▸ WHAT IS EXPECTED: Take the line containing "Give me the" through the last line of the data and retype those lines exactly. Pictures do not belong in the copy.

## Begin MATERIAL PROVIDED

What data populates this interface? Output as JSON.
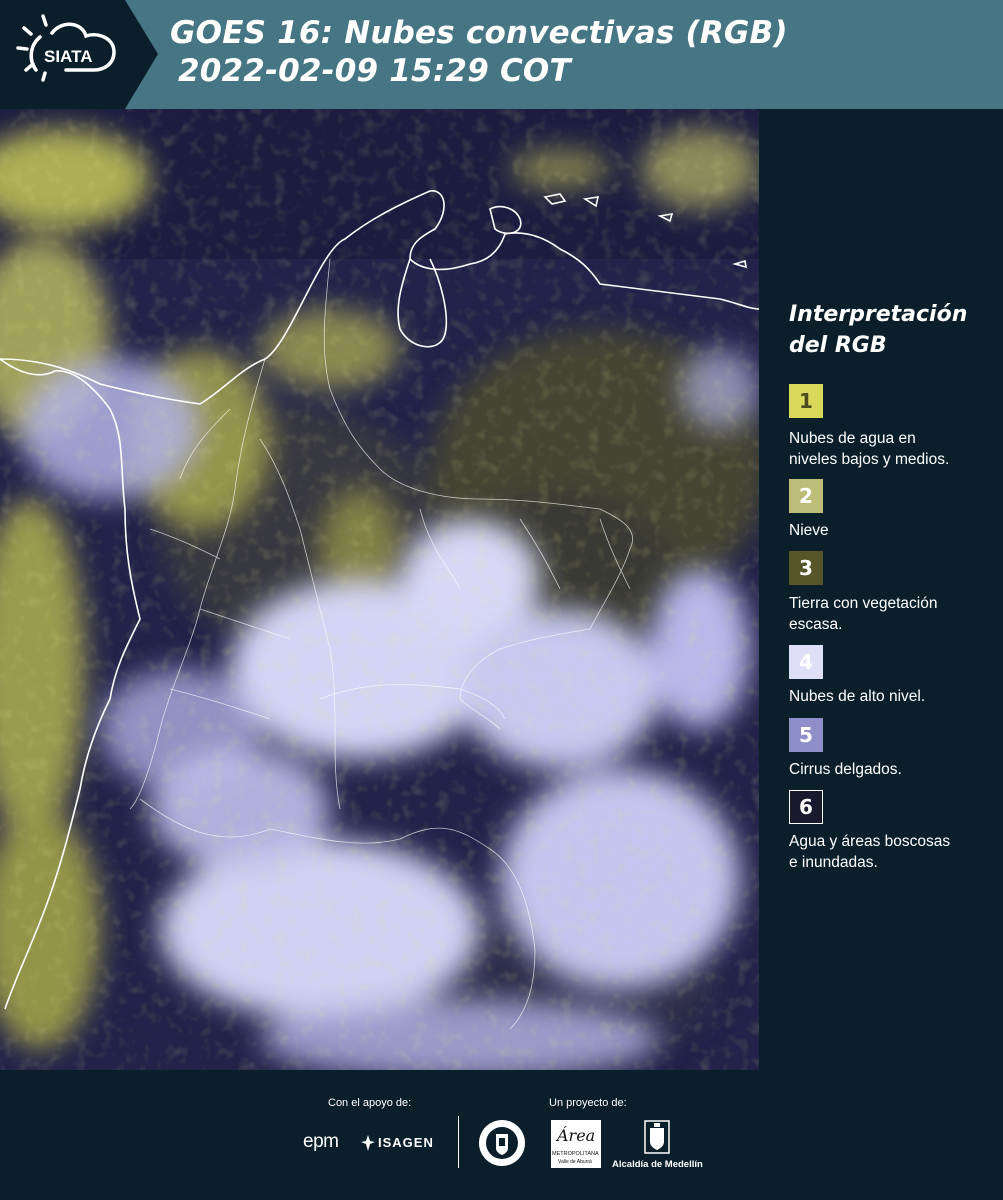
{
  "header": {
    "logo_text": "SIATA",
    "title_line1": "GOES 16: Nubes convectivas (RGB)",
    "title_line2": "2022-02-09 15:29 COT"
  },
  "legend": {
    "title_line1": "Interpretación",
    "title_line2": "del RGB",
    "items": [
      {
        "number": "1",
        "line1": "Nubes de agua en",
        "line2": "niveles bajos y medios.",
        "color": "#d8d85a",
        "text_color": "#4b4b20"
      },
      {
        "number": "2",
        "line1": "Nieve",
        "line2": "",
        "color": "#bdbd78",
        "text_color": "#ffffff"
      },
      {
        "number": "3",
        "line1": "Tierra con vegetación",
        "line2": "escasa.",
        "color": "#55552a",
        "text_color": "#ffffff"
      },
      {
        "number": "4",
        "line1": "Nubes de alto nivel.",
        "line2": "",
        "color": "#dedef6",
        "text_color": "#ffffff"
      },
      {
        "number": "5",
        "line1": "Cirrus delgados.",
        "line2": "",
        "color": "#8e8ec8",
        "text_color": "#ffffff"
      },
      {
        "number": "6",
        "line1": "Agua y áreas boscosas",
        "line2": "e inundadas.",
        "color": "#1a1a2e",
        "text_color": "#ffffff"
      }
    ]
  },
  "footer": {
    "support_label": "Con el apoyo de:",
    "project_label": "Un proyecto de:",
    "sponsor_1": "epm",
    "sponsor_2": "ISAGEN",
    "area_logo_script": "Área",
    "area_logo_line1": "METROPOLITANA",
    "area_logo_line2": "Valle de Aburrá",
    "alcaldia_label": "Alcaldía de Medellín"
  },
  "colors": {
    "header_bg": "#467583",
    "logo_band": "#0b1f2b",
    "panel_bg": "#0b1f2b",
    "map_background": "#23234a",
    "high_cloud": "#d6d6f4",
    "low_cloud": "#d8d860"
  }
}
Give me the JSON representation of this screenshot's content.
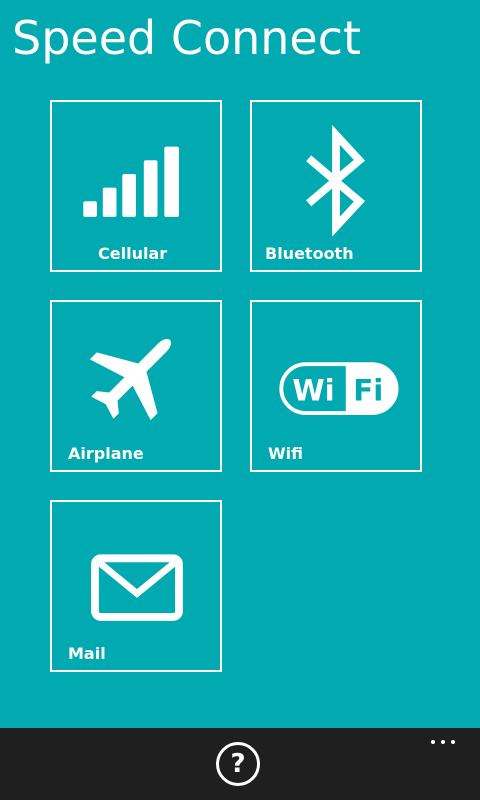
{
  "app": {
    "title": "Speed Connect"
  },
  "tiles": [
    {
      "label": "Cellular",
      "icon": "cellular-signal-icon"
    },
    {
      "label": "Bluetooth",
      "icon": "bluetooth-icon"
    },
    {
      "label": "Airplane",
      "icon": "airplane-icon"
    },
    {
      "label": "Wifi",
      "icon": "wifi-icon"
    },
    {
      "label": "Mail",
      "icon": "mail-icon"
    }
  ],
  "appbar": {
    "help_label": "?",
    "more_icon": "more-dots-icon"
  },
  "colors": {
    "background": "#00aab0",
    "appbar": "#1f1f1f",
    "foreground": "#ffffff"
  }
}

## End MATERIAL PROVIDED

▸ RESPONSE TO THIS EXERCISE:
Give me the JSON representation of this screenshot's content.
{
  "app": {
    "title": "Speed Connect"
  },
  "tiles": [
    {
      "label": "Cellular",
      "icon": "cellular-signal-icon"
    },
    {
      "label": "Bluetooth",
      "icon": "bluetooth-icon"
    },
    {
      "label": "Airplane",
      "icon": "airplane-icon"
    },
    {
      "label": "Wifi",
      "icon": "wifi-icon"
    },
    {
      "label": "Mail",
      "icon": "mail-icon"
    }
  ],
  "appbar": {
    "help_label": "?",
    "more_icon": "more-dots-icon"
  },
  "colors": {
    "background": "#00aab0",
    "appbar": "#1f1f1f",
    "foreground": "#ffffff"
  }
}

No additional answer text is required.